[Data entries]
****

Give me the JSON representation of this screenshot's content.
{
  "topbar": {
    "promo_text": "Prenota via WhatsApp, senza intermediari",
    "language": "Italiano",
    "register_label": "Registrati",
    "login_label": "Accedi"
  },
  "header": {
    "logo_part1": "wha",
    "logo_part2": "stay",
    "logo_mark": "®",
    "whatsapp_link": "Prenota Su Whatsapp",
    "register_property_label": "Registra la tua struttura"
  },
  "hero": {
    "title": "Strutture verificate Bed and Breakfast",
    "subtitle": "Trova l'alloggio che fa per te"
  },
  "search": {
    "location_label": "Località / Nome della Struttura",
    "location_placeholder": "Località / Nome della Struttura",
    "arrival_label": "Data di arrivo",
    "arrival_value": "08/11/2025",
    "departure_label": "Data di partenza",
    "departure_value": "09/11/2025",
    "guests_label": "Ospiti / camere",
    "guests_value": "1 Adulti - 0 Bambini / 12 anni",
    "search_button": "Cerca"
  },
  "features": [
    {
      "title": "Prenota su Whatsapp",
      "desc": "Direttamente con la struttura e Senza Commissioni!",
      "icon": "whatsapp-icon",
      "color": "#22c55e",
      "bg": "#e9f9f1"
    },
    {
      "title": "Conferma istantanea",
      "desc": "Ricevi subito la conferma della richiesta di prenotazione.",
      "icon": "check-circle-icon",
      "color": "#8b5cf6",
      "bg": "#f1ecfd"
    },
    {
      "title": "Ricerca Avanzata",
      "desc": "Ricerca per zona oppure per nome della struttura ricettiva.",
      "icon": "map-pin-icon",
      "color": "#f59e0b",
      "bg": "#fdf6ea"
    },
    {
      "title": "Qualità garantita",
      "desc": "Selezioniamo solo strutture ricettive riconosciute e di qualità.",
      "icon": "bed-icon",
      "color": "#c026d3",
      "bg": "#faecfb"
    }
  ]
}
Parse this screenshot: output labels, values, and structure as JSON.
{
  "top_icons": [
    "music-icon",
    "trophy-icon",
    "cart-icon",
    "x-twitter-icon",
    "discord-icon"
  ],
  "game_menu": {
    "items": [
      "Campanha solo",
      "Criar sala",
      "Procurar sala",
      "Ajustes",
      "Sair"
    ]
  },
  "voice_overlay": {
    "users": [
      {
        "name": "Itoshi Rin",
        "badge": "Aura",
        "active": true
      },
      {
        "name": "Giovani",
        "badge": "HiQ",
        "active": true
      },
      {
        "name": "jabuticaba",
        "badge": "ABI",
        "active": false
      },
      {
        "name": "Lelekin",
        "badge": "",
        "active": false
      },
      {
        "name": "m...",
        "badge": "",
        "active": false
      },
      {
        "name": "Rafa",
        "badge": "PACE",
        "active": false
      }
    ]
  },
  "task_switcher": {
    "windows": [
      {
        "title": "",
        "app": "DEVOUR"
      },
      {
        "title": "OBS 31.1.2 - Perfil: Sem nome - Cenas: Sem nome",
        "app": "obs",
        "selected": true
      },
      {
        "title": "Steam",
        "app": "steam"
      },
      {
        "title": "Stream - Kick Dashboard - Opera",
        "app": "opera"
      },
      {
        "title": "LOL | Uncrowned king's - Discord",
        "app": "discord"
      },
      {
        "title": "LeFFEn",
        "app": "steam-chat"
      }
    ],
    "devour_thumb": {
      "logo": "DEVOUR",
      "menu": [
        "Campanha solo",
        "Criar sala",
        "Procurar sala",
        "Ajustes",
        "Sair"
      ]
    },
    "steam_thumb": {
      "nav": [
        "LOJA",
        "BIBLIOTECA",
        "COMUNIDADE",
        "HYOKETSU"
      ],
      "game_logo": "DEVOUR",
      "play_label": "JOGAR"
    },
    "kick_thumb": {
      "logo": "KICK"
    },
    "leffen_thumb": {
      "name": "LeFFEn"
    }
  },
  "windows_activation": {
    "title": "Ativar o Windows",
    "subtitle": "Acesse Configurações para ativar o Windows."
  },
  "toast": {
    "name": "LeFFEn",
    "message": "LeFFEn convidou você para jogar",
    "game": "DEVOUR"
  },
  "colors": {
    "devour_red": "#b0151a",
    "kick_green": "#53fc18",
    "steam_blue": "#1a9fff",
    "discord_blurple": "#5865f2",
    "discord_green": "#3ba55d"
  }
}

****

Task goal: Gather each line from the entries above that includes the word "della".

Answer below:
    "location_label": "Località / Nome della Struttura",
    "location_placeholder": "Località / Nome della Struttura",
      "desc": "Ricevi subito la conferma della richiesta di prenotazione.",
      "desc": "Ricerca per zona oppure per nome della struttura ricettiva.",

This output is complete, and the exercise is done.